- WHAT YOU ARE ASKED TO DO
Word for word, copy every line of the data.

- Entries taken from a collection
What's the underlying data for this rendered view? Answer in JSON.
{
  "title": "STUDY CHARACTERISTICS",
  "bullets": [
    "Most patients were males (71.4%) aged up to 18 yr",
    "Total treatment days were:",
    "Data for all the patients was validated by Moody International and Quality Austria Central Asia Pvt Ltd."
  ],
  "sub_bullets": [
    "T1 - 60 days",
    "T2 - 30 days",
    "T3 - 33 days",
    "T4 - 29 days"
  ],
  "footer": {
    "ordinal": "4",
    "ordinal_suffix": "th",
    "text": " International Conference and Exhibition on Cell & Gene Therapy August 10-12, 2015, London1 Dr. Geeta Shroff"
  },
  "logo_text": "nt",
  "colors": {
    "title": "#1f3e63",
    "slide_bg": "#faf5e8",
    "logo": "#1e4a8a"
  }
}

- RESPONSE
What's the underlying data for this rendered view? Answer in JSON.
{
  "title": "STUDY CHARACTERISTICS",
  "bullets": [
    "Most patients were males (71.4%) aged up to 18 yr",
    "Total treatment days were:",
    "Data for all the patients was validated by Moody International and Quality Austria Central Asia Pvt Ltd."
  ],
  "sub_bullets": [
    "T1 - 60 days",
    "T2 - 30 days",
    "T3 - 33 days",
    "T4 - 29 days"
  ],
  "footer": {
    "ordinal": "4",
    "ordinal_suffix": "th",
    "text": " International Conference and Exhibition on Cell & Gene Therapy August 10-12, 2015, London1 Dr. Geeta Shroff"
  },
  "logo_text": "nt",
  "colors": {
    "title": "#1f3e63",
    "slide_bg": "#faf5e8",
    "logo": "#1e4a8a"
  }
}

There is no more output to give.